TASK DIRECTIONS:
Below are records; extract exactly the lines from the one containing "What text is on this page?" through the last, both included, and keep the pictures out.

THE DATA:

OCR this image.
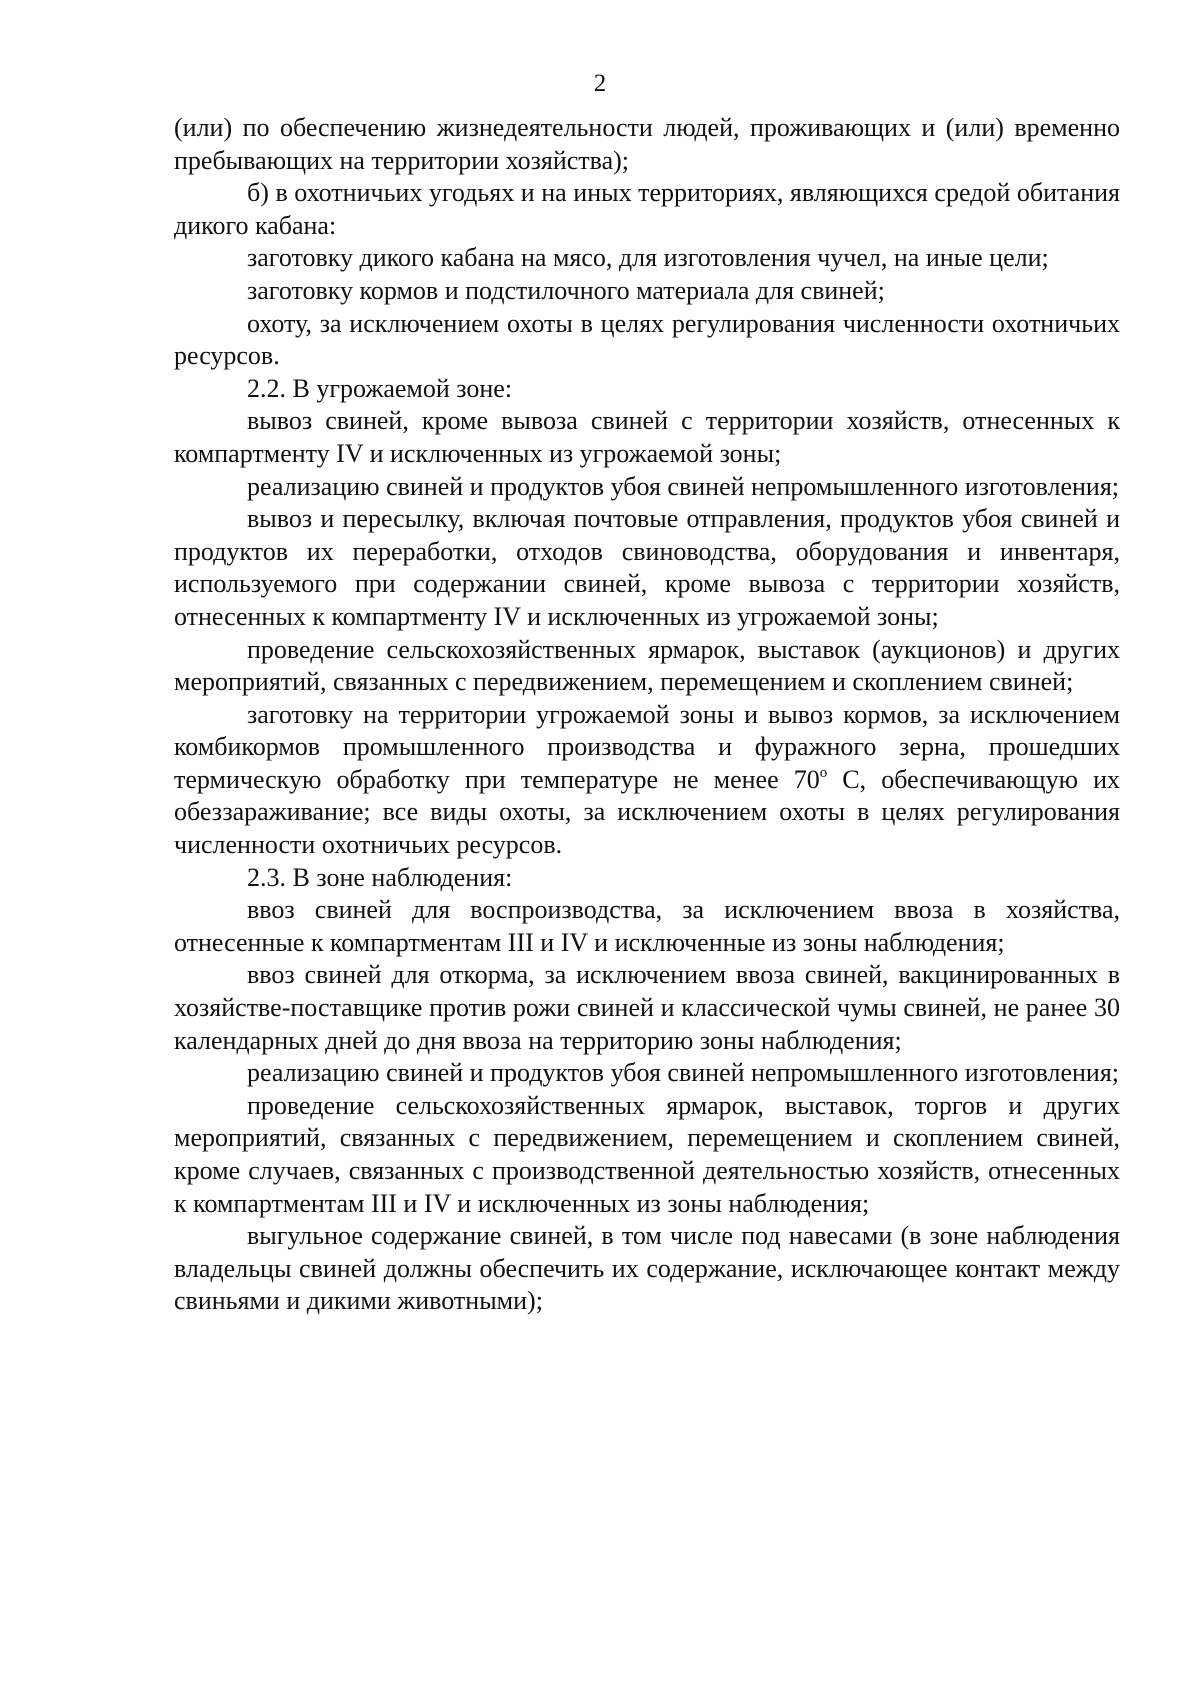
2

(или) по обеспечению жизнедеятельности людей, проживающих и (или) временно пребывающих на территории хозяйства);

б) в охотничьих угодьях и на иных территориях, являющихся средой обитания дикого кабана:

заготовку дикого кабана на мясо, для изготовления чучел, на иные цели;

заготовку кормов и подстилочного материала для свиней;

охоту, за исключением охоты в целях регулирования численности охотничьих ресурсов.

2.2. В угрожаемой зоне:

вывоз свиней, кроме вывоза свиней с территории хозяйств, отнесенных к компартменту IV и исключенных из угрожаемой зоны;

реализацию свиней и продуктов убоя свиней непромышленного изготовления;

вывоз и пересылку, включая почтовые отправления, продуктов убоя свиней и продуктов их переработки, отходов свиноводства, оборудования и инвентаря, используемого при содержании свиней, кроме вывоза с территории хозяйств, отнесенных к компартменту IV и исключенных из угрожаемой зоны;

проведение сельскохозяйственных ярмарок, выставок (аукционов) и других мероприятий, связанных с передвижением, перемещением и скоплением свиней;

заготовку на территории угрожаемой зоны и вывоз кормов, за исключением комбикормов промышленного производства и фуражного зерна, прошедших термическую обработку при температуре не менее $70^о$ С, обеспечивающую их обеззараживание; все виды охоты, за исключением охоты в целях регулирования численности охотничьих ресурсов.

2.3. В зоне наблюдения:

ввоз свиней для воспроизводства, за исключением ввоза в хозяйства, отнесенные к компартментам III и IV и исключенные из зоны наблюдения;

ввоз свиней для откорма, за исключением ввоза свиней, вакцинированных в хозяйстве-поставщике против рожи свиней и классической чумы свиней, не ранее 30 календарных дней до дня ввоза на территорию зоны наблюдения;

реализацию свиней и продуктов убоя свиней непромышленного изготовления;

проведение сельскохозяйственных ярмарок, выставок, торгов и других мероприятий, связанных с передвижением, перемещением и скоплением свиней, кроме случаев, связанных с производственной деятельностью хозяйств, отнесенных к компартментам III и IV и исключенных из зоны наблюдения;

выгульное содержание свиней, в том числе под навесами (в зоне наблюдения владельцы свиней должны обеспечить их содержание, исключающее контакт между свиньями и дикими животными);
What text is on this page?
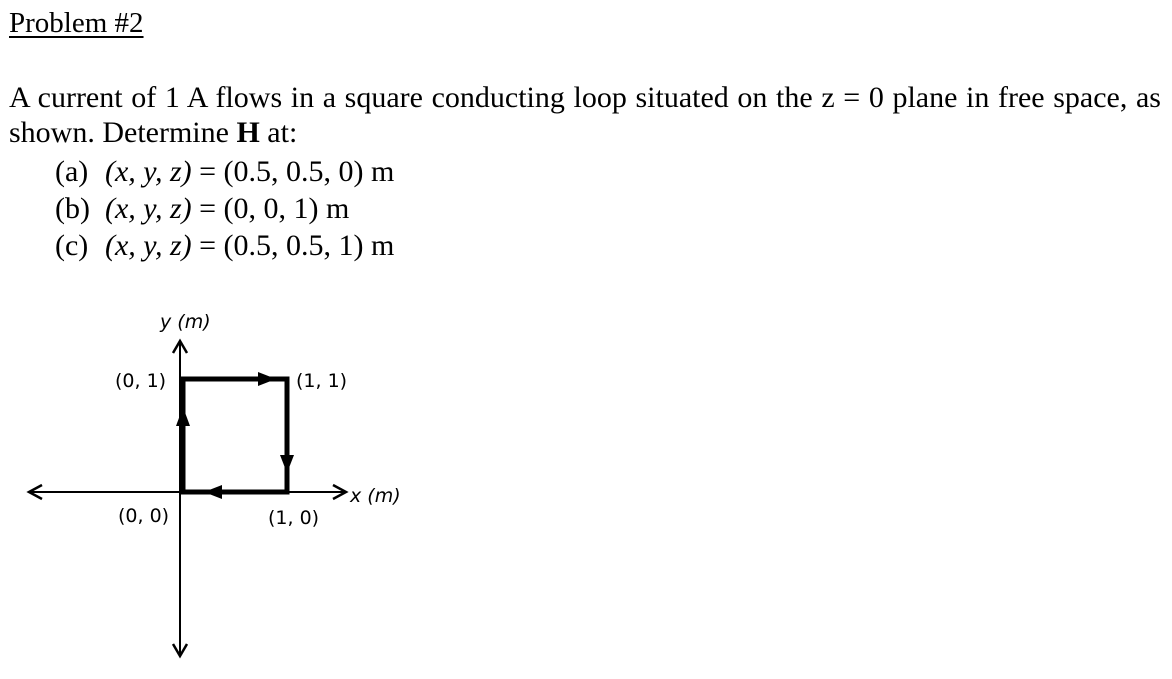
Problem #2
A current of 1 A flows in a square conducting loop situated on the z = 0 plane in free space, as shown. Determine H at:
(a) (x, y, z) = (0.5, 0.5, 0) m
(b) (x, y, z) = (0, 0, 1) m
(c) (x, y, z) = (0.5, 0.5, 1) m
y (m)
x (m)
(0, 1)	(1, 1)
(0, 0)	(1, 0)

OUTPUT FOR THIS EXERCISE:
What text is on this page?
Problem #2
A current of 1 A flows in a square conducting loop situated on the z = 0 plane in free space, as shown. Determine H at:
(a) (x, y, z) = (0.5, 0.5, 0) m
(b) (x, y, z) = (0, 0, 1) m
(c) (x, y, z) = (0.5, 0.5, 1) m
y (m)
x (m)
(0, 1)	(1, 1)
(0, 0)	(1, 0)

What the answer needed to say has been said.